___ Input ___

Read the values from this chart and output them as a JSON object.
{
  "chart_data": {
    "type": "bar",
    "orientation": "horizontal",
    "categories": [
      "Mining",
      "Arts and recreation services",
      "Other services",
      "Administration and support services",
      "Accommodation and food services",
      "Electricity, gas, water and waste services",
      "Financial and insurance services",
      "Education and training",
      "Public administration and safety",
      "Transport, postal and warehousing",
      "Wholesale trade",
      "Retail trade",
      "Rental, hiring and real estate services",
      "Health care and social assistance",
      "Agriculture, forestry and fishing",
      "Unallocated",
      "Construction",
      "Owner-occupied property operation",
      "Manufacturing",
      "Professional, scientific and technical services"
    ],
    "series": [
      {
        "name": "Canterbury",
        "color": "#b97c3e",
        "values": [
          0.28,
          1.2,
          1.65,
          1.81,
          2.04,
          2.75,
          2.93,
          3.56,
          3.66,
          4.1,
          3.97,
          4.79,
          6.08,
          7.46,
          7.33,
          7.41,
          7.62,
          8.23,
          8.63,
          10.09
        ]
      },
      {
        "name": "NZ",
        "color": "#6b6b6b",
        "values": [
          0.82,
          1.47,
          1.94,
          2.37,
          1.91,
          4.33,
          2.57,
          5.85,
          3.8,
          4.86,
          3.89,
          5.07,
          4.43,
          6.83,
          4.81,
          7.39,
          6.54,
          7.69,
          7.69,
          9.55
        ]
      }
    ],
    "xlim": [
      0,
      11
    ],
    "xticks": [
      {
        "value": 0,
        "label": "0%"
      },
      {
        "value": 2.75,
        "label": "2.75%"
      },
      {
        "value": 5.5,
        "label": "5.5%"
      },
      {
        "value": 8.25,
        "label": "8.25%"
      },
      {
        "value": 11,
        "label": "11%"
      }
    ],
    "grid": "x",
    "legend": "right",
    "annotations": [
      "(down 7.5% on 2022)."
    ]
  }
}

___
___ Input ___

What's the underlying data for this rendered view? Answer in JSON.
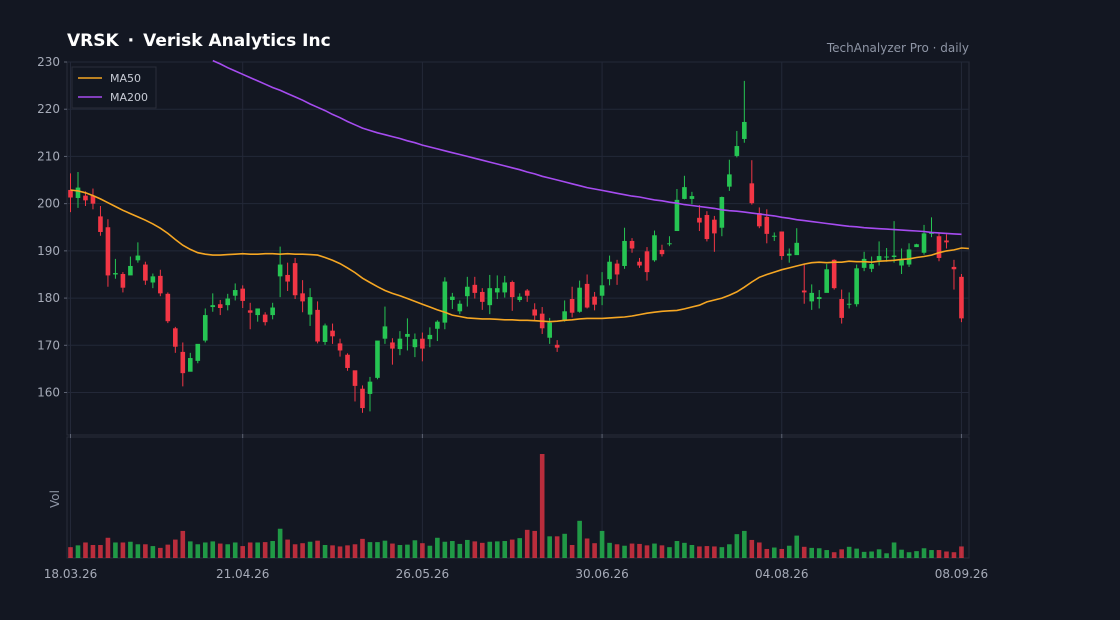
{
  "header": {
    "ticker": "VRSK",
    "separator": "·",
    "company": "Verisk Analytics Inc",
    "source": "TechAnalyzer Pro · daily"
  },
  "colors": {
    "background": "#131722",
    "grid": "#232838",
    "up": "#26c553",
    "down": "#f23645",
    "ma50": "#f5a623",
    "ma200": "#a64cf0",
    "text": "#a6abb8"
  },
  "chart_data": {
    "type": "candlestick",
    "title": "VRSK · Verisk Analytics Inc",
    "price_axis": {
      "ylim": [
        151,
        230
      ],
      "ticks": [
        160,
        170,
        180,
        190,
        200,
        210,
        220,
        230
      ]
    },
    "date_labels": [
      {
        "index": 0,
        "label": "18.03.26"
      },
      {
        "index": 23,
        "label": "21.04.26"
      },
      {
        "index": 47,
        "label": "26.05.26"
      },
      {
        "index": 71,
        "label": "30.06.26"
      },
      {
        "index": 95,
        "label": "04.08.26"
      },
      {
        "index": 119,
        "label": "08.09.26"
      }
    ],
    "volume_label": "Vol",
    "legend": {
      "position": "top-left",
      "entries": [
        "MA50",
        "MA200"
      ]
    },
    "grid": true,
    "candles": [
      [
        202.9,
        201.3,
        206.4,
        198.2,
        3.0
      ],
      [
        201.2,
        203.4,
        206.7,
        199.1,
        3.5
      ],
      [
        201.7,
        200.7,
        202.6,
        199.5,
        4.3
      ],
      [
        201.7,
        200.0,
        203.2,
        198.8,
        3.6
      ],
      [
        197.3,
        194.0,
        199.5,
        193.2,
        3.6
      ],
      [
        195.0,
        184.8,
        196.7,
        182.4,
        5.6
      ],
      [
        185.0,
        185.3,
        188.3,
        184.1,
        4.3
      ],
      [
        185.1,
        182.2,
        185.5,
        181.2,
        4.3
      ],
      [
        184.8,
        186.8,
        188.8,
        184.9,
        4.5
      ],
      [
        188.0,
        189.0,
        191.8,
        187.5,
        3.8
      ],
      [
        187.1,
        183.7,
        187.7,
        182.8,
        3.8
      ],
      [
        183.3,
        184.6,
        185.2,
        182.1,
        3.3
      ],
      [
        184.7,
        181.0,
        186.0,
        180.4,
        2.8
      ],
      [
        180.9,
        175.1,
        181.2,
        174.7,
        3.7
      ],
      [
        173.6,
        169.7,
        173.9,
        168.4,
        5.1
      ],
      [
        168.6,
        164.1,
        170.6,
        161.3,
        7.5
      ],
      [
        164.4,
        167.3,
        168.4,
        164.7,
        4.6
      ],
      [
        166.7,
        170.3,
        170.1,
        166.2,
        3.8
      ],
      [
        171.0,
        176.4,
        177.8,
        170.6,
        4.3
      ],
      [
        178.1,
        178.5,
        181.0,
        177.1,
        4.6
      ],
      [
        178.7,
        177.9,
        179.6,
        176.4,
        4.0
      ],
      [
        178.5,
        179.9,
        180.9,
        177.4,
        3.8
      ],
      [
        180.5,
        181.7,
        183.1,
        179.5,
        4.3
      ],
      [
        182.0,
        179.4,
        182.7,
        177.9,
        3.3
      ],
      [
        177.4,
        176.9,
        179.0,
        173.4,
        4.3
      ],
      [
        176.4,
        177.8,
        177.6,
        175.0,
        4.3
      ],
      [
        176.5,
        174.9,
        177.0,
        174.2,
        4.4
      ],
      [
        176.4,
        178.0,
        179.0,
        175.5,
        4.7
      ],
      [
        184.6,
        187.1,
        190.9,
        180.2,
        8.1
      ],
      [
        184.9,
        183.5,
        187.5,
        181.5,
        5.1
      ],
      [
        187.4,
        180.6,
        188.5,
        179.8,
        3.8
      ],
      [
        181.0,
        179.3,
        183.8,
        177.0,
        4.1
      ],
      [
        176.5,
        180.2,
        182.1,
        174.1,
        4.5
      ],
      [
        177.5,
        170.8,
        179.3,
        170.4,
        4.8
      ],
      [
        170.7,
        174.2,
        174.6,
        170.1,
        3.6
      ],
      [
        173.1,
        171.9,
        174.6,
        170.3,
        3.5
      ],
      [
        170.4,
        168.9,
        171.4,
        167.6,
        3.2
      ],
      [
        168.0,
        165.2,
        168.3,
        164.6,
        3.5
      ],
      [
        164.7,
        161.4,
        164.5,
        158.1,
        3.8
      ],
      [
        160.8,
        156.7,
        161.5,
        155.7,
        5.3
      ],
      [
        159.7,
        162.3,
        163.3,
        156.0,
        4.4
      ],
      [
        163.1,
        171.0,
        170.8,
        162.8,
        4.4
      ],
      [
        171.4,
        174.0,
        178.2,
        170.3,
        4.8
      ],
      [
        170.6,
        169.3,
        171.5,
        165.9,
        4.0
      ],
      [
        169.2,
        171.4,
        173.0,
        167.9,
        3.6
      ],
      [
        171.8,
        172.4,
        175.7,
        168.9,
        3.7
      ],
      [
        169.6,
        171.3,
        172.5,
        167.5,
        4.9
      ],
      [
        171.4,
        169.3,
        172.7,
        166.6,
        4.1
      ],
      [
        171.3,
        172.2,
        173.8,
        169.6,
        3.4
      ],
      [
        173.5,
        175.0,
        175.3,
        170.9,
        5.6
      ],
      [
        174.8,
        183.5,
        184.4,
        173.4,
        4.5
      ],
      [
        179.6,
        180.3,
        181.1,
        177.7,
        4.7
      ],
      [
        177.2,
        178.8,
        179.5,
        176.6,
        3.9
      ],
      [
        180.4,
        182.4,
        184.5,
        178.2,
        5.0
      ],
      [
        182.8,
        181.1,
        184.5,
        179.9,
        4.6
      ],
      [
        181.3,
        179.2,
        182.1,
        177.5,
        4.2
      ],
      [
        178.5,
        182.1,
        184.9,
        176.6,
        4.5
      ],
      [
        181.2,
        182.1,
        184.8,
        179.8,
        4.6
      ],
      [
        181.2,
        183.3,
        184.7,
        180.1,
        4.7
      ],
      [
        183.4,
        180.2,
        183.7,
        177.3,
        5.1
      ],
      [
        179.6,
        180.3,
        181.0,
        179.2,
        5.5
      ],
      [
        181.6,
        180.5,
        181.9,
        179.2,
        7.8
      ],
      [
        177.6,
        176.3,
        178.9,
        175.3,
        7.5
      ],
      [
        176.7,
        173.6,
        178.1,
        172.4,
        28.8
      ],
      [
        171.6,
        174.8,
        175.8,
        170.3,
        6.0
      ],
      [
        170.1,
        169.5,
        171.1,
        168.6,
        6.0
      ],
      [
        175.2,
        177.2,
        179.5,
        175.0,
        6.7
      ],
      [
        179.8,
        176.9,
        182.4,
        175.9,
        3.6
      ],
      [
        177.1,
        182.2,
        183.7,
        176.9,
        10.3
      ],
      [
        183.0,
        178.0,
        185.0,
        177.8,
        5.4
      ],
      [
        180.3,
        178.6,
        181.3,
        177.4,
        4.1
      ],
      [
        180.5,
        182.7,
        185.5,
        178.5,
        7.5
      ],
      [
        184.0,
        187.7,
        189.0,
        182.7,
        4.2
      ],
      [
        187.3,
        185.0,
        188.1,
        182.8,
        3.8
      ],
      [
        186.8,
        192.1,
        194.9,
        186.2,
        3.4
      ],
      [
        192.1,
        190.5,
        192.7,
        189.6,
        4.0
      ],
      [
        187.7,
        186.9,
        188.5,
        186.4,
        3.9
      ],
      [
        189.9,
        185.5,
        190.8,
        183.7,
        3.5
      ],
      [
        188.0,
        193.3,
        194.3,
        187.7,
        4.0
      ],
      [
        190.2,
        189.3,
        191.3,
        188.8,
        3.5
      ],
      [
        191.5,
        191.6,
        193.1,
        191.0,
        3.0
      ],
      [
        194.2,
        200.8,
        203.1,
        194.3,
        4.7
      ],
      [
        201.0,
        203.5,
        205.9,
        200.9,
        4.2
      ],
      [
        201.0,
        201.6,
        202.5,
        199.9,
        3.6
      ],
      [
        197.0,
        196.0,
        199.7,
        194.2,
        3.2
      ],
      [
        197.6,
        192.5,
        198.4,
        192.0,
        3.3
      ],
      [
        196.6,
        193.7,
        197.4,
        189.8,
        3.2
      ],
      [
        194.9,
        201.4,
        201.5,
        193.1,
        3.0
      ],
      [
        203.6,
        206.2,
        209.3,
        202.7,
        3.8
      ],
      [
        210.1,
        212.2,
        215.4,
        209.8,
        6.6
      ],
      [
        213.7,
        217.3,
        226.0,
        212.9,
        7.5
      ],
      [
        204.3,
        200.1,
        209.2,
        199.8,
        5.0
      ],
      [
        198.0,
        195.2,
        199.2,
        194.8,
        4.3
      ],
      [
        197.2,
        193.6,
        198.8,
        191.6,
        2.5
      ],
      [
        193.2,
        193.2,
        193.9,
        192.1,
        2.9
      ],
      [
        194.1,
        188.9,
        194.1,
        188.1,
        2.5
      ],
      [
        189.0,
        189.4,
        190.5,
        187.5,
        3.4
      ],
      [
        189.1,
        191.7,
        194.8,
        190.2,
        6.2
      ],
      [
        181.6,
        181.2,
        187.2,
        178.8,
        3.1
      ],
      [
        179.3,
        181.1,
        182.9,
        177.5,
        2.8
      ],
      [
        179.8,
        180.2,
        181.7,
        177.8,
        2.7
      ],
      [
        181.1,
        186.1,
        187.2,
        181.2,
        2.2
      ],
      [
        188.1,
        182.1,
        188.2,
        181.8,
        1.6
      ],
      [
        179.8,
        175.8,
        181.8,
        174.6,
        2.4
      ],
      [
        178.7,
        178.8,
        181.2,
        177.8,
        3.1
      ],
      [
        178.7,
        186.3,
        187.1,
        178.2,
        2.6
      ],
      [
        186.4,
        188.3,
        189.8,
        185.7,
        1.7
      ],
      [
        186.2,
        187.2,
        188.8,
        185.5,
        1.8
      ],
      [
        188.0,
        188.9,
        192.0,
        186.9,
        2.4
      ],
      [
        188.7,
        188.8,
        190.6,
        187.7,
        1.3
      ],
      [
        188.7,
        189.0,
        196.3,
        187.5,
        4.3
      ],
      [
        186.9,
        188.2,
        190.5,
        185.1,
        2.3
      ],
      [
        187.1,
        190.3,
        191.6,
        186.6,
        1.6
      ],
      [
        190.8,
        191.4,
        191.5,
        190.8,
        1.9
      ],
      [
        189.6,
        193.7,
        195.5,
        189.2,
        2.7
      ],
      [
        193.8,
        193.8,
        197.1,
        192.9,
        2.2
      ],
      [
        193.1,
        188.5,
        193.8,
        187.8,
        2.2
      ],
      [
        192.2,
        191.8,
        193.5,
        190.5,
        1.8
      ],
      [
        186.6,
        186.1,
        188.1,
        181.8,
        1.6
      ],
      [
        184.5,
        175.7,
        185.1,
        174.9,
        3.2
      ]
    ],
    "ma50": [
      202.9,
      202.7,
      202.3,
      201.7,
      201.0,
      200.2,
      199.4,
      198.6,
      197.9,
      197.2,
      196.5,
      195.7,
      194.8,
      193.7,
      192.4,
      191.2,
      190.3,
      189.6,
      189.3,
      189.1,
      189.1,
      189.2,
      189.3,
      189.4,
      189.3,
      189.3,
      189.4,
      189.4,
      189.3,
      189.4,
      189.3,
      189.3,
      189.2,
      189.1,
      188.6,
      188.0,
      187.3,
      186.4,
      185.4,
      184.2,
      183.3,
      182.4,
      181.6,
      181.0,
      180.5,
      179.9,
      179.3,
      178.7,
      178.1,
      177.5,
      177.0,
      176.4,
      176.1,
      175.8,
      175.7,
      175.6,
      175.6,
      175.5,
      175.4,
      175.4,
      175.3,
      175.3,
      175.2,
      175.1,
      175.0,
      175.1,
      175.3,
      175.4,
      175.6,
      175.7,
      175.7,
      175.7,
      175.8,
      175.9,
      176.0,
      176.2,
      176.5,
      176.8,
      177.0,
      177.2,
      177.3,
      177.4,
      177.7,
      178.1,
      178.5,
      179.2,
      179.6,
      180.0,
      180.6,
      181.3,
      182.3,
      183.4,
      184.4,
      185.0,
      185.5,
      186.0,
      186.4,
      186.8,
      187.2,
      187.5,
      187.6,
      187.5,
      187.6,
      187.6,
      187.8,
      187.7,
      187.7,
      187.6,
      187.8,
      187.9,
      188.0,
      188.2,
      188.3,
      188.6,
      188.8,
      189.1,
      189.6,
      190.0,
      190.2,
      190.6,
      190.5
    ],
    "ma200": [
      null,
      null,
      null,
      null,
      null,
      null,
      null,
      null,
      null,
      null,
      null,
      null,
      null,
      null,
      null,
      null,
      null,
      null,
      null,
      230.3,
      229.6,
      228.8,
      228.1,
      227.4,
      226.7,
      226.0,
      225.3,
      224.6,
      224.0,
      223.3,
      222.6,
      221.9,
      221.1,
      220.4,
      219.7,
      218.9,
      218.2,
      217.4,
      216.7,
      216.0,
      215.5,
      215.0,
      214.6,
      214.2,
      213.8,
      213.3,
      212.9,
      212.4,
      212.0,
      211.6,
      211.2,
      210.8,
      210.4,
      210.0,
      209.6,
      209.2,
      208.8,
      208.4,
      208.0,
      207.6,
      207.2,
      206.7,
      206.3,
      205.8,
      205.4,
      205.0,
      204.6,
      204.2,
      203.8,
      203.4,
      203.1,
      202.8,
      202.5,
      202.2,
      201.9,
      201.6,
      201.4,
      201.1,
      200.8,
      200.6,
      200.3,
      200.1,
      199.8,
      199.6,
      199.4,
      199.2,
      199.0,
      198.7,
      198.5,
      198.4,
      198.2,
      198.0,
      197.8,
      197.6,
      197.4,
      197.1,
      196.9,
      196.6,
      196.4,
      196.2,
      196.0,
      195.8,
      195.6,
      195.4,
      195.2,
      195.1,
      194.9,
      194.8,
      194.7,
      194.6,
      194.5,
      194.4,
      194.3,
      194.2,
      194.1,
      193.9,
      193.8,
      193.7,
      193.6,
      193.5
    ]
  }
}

___
___ Input ___

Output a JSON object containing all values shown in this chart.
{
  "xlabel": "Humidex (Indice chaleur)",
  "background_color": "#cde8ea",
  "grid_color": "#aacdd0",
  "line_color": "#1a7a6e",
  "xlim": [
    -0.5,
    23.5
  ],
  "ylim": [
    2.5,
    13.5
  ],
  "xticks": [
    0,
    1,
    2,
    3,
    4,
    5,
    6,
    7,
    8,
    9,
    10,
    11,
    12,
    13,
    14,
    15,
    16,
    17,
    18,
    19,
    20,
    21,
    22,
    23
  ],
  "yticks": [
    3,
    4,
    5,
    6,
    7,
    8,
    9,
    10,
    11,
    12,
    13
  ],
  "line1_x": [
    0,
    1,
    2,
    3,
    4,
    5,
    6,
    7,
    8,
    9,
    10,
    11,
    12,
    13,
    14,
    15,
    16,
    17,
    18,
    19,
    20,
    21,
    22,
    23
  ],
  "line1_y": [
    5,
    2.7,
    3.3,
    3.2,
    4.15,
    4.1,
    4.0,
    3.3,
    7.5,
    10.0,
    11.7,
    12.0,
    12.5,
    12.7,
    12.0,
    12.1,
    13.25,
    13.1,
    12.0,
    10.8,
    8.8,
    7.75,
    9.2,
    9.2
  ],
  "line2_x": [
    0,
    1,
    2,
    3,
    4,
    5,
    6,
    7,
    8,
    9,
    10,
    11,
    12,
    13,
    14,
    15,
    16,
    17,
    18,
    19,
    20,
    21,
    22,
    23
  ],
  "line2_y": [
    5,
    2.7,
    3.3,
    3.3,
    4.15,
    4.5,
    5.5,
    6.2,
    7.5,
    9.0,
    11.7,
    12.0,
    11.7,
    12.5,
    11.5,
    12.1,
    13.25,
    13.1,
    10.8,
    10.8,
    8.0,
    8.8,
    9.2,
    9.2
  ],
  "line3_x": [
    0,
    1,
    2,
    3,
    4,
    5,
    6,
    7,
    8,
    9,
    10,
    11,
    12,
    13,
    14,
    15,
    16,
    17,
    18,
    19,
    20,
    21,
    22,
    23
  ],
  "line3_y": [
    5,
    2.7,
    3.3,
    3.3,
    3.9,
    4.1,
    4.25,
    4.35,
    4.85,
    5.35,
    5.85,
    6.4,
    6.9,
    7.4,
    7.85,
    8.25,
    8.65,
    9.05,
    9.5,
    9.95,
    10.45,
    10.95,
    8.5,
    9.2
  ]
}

___

What to work on:
Identify the lines of the data that contain the word "this". Copy each of them.

Written solution:
Read the values from this chart and output them as a JSON object.
What's the underlying data for this rendered view? Answer in JSON.
Output a JSON object containing all values shown in this chart.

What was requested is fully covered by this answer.